- **Working data**
(begin)
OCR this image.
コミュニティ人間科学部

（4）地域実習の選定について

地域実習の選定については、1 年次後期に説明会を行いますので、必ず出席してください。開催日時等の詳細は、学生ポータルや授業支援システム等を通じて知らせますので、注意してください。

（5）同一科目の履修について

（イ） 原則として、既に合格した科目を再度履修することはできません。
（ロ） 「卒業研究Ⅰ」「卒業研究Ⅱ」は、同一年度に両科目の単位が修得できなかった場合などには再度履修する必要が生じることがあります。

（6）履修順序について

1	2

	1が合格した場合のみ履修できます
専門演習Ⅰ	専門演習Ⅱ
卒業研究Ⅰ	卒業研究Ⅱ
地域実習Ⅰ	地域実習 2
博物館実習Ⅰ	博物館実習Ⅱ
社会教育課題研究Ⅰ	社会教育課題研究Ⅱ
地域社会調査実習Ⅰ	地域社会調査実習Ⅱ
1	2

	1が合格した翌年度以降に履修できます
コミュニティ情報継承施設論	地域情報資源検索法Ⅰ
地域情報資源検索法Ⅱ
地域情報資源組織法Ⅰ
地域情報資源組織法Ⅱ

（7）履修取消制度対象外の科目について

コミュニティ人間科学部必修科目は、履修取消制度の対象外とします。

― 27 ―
(end)
- **The task**
Copy each line of the records above that carries the word "卒業研究Ⅱ".

- **Result below**
（ロ） 「卒業研究Ⅰ」「卒業研究Ⅱ」は、同一年度に両科目の単位が修得できなかった場合などには再度履修する必要が生じることがあります。
卒業研究Ⅰ	卒業研究Ⅱ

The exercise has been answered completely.